───── Selected extract

15 June 2017 | by Catholic News Service

The bishops also named at least three other church officials, dating back to 1988, whose murders had not been solved

Catholic bishops in Cameroon said a bishop whose body was pulled from a river in early June did not commit suicide, but was murdered.

"In view of the initial findings, we bishops of Cameroon affirm that Bishop Jean-Marie Benoit Bala did not commit suicide; he was brutally murdered. This is one more murder, and one too many," the bishops said in a statement after meeting in a general assembly on 13 June.

The news site Koaci.com reported the bishops said the murderers "must be identified and delivered to justice to be judged according to the law." They said the government must "assume its duty to protect human life, especially that of the ecclesiastical authorities."

The bishops named at least three other church officials, dating back to 1988, whose murders had not been solved.

──────────
───── Dataset entries

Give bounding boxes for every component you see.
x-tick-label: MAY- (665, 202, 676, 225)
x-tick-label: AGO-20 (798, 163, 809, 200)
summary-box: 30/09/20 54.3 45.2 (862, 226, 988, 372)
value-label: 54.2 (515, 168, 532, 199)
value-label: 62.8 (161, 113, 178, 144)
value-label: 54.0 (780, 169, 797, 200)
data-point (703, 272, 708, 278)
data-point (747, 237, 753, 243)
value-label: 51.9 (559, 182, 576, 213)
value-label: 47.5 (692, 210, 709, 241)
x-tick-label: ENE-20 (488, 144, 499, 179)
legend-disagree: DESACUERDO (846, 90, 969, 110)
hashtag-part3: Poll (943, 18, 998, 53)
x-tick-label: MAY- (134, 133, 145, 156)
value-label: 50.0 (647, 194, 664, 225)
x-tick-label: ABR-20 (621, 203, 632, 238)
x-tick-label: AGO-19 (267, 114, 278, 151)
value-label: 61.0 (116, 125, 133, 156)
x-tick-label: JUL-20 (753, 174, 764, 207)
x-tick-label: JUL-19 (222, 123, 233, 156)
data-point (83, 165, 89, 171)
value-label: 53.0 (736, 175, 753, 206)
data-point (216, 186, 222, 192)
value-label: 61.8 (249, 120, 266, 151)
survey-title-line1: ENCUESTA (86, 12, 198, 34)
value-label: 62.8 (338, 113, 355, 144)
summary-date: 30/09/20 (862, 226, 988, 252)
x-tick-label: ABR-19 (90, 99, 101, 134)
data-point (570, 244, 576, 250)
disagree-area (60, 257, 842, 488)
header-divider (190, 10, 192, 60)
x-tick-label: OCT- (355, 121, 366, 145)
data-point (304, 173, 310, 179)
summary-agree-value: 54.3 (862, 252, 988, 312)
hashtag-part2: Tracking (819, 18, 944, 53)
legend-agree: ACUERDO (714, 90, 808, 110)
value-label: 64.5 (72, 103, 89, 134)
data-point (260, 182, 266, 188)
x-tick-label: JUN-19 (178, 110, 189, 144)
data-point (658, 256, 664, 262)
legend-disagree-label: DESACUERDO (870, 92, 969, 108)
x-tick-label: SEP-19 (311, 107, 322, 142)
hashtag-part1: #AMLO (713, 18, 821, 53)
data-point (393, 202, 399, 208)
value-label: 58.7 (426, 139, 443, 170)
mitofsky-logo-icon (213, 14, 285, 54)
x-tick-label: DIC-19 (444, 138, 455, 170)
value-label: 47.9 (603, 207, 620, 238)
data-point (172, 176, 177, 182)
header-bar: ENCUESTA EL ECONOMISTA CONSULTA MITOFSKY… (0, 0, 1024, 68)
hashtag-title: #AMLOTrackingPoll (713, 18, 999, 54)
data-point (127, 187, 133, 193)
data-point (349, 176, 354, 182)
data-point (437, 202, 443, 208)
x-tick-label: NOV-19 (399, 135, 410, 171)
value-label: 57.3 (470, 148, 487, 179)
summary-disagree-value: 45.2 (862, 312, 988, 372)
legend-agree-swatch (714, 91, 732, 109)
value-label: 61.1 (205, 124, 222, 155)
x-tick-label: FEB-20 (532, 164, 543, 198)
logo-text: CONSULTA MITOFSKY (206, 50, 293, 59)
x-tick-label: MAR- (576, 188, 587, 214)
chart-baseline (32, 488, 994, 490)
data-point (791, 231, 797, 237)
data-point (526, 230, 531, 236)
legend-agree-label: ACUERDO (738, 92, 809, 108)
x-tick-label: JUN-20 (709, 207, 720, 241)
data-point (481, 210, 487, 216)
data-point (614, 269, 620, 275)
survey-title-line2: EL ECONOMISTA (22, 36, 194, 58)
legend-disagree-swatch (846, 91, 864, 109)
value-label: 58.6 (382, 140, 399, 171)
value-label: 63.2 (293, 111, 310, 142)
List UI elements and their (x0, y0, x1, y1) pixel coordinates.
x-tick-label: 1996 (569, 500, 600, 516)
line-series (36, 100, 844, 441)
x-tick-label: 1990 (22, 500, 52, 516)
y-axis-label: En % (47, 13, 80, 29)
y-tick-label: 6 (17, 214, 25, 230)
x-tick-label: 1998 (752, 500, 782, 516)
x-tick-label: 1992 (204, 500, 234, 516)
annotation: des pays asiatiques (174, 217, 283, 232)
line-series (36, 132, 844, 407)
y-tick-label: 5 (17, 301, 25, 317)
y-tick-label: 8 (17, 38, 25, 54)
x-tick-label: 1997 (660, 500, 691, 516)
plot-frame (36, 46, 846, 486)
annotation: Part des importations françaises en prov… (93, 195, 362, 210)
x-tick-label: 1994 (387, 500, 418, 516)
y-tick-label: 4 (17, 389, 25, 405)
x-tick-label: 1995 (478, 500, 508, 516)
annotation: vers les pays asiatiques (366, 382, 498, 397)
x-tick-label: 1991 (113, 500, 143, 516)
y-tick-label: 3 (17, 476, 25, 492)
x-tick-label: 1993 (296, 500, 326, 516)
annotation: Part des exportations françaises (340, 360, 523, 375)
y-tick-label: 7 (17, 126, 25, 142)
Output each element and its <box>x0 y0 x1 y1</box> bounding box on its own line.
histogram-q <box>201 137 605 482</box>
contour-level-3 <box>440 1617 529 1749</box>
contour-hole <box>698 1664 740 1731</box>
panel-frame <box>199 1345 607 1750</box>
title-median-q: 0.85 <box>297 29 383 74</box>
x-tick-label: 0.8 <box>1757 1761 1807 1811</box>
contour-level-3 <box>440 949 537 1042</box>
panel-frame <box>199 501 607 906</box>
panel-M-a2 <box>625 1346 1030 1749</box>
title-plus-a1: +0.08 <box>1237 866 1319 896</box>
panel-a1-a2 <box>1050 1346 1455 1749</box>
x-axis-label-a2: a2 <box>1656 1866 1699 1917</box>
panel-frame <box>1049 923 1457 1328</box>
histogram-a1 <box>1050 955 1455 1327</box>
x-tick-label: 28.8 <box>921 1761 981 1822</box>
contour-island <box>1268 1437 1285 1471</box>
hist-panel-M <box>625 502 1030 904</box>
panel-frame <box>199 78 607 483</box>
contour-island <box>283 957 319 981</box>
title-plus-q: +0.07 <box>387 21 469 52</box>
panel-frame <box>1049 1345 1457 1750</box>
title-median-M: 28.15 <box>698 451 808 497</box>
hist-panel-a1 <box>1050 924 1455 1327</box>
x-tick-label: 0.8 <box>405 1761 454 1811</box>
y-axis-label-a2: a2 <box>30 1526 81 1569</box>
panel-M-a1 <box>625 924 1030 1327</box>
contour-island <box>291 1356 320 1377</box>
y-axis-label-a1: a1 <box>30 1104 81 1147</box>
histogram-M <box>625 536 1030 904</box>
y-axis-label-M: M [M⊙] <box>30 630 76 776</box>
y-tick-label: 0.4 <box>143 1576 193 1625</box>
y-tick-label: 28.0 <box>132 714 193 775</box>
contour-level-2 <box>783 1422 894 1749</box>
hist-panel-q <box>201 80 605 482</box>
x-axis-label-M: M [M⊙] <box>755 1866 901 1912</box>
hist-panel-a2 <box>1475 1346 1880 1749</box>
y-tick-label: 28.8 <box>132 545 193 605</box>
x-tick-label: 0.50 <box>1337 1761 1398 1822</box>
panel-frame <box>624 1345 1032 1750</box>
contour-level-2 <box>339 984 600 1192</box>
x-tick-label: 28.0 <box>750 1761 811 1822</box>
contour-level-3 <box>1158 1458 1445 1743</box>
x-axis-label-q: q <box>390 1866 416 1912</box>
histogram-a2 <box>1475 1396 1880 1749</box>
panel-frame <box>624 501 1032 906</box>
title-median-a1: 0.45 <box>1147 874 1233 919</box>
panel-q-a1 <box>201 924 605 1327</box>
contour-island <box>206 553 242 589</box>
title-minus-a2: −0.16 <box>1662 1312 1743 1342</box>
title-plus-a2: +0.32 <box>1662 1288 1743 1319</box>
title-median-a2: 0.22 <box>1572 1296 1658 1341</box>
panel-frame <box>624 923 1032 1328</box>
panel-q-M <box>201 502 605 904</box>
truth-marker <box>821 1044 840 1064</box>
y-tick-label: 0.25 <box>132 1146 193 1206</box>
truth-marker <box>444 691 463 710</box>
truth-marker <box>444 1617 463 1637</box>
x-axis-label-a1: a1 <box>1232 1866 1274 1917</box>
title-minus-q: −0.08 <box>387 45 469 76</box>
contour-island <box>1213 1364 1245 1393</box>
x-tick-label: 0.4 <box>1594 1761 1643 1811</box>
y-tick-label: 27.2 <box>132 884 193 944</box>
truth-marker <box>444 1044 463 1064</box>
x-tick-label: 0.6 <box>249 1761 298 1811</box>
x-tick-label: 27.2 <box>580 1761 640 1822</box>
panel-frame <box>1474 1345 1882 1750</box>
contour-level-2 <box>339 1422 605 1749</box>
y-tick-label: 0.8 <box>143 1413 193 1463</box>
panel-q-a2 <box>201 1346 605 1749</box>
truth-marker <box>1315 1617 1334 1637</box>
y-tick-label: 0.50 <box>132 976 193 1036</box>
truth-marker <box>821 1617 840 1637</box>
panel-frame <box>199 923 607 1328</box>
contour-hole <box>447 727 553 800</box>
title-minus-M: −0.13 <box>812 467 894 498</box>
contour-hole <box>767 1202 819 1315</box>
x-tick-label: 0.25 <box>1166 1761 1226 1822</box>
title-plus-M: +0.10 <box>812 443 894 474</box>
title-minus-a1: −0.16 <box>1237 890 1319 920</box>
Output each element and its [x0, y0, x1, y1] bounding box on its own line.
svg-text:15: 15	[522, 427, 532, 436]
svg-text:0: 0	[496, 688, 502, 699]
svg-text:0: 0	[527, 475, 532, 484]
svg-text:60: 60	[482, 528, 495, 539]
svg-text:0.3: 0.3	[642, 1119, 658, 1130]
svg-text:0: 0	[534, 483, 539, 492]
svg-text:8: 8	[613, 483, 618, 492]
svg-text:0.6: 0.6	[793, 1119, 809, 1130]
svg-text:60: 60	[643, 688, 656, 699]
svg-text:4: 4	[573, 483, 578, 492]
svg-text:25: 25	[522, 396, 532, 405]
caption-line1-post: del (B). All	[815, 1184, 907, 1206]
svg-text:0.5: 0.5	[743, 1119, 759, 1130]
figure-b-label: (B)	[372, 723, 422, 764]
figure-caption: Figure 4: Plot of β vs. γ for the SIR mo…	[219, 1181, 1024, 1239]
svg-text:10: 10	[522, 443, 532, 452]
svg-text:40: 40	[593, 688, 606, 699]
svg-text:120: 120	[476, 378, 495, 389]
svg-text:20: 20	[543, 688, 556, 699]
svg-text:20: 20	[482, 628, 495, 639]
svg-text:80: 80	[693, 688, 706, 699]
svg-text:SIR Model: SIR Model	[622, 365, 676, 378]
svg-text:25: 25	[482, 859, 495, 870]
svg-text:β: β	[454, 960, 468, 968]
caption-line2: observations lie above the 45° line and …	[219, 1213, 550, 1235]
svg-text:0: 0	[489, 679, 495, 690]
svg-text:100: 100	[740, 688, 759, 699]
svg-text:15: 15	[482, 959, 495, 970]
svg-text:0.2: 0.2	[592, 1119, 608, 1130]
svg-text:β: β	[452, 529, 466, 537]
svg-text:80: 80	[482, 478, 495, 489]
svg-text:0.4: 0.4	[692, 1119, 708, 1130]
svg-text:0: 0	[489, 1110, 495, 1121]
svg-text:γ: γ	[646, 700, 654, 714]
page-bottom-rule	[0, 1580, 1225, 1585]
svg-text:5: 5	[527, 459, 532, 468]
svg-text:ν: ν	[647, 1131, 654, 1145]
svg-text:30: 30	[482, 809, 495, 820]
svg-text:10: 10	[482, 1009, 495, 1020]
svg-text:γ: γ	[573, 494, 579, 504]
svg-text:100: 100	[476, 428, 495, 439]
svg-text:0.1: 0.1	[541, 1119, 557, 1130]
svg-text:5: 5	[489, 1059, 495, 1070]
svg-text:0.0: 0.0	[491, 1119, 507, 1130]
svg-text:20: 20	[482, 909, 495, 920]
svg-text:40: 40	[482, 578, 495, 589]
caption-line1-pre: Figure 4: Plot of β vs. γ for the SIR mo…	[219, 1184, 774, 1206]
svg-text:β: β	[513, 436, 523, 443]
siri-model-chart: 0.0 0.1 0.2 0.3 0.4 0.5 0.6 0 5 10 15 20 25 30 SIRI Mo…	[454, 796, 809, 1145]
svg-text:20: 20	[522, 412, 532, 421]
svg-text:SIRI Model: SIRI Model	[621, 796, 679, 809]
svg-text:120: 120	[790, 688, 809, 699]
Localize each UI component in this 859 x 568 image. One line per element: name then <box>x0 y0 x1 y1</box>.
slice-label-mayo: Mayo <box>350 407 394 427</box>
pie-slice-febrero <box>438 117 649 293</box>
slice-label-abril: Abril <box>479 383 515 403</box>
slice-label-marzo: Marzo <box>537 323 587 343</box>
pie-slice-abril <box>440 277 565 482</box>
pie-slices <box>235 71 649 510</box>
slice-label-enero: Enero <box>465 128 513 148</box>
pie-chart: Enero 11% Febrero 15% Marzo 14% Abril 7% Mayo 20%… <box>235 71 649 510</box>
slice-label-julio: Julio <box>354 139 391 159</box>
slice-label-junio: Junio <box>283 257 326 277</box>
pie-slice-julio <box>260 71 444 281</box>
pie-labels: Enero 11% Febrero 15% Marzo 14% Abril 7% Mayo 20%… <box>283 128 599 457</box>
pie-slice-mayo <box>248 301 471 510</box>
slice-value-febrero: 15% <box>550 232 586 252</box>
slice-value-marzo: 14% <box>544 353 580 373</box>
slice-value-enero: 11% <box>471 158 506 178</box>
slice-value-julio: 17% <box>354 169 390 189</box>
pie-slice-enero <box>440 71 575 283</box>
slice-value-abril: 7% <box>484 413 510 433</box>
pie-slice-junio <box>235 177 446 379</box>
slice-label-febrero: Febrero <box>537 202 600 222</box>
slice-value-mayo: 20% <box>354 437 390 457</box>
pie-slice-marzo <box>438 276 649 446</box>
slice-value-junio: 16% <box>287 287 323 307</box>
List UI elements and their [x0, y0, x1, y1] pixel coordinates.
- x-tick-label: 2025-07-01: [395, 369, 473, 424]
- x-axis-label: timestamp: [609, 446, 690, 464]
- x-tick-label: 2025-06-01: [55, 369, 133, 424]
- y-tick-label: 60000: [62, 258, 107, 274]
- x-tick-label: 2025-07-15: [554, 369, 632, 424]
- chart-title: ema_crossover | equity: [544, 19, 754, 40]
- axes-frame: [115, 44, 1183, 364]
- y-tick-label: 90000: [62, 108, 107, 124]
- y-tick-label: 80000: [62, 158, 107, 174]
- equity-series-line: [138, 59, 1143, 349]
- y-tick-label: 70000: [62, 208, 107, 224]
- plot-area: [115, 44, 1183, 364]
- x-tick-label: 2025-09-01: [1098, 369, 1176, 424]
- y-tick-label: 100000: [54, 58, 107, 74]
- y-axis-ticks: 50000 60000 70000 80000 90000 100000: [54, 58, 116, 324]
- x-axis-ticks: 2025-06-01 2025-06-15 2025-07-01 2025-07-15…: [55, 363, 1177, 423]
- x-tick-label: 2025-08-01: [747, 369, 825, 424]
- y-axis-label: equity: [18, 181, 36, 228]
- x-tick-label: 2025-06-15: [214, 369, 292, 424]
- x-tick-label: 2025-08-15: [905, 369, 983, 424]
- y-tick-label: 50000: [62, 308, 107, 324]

──────────

Required action 1:
Rewrite the paragraph beginning "The news site Koaci.com reported" from the news report on Bishop Bala's death more briefly, keeping its main facts.
Required action 2:
Pick up the news report on Bishop Bala's death after its final sentence and continue it.

Expected answer 1:
According to Koaci.com, the bishops demanded that the murderers be identified and judged by law, and that the government fulfill its duty to protect human life, particularly that of church authorities.

Expected answer 2:
"We feel that the clergy in Cameroon is particularly persecuted by dark and evil forces," the bishops said.

Bishop Bala, 58, disappeared from his residence the night of 31 May. His body was found by a fisherman in the Sanaga River, near Monatele, on 2 June.

The Journal du Cameroun said the bishop's Land Cruiser had been found parked on 1 June on a bridge 10 miles upstream, in Yaounde. A handwritten message in French, "I am in the water," was among identification cards on its passenger seat, authorities said.

However, the Camernews agency reported that a medical investigator had cited signs of torture on Bishop Bala's body and indications that he had been dead before entering the water.